There is an evangelist named Paula White who asks her followers to send in an entire month’s salary to her so that they get off to a good start with their god in the new year. Failing to do so, she warns, has consequences. And that is not all the tripe that she peddles. She claims that she can bring the dead back to life.
White, who opened the National Day of Prayer Event at the White House last year, has drawn criticism from many Christians over the years, including her business in which she sells believers “resurrection seeds” that will grant them eternal life for the low price of just $1,144.
Eternal life for $1,144 may strike many people as a bargain. I wondered whether White offers a money-back guarantee if it does not work out. She does not but explains why it may not always work.

Recorded data:
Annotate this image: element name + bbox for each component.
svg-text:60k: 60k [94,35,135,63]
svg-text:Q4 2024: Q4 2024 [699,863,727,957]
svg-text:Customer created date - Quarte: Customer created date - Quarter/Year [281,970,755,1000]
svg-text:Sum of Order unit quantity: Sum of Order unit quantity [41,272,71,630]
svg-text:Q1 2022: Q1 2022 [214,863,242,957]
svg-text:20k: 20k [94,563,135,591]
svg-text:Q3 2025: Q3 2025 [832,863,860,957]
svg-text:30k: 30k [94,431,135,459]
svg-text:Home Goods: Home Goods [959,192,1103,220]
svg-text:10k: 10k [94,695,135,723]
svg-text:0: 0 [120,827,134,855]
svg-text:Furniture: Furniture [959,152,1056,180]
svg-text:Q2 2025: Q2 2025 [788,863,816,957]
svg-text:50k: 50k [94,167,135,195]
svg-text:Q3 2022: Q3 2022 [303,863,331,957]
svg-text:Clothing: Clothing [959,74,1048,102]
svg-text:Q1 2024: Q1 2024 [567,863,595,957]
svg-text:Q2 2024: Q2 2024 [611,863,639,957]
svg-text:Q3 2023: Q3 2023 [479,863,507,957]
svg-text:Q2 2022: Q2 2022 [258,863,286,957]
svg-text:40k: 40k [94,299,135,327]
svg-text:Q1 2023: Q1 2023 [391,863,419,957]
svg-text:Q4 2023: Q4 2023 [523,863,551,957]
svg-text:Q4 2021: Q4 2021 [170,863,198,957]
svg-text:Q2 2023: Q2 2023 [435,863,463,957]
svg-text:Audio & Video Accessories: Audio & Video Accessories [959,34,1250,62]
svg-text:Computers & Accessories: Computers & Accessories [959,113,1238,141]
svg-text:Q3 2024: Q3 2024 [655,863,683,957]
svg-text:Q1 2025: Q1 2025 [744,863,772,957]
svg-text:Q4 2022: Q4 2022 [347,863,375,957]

Work instructions:
• A. In the passage about Paula White, why does she ask her followers to send her an entire month's salary?
• B. According to the passage about Paula White, what price does she charge for "resurrection seeds"?
• C. Rewrite the passage about Paula White starting with "Eternal life for $1,144" and going on through "not always work.", replacing "bargain" with "deal".

Solutions to the exercise:
• A. She asks for a month's salary so that her followers get off to a good start with their god in the new year.

• B. She charges $1,144.

• C.
Eternal life for $1,144 may strike many people as a deal. I wondered whether White offers a money-back guarantee if it does not work out. She does not but explains why it may not always work.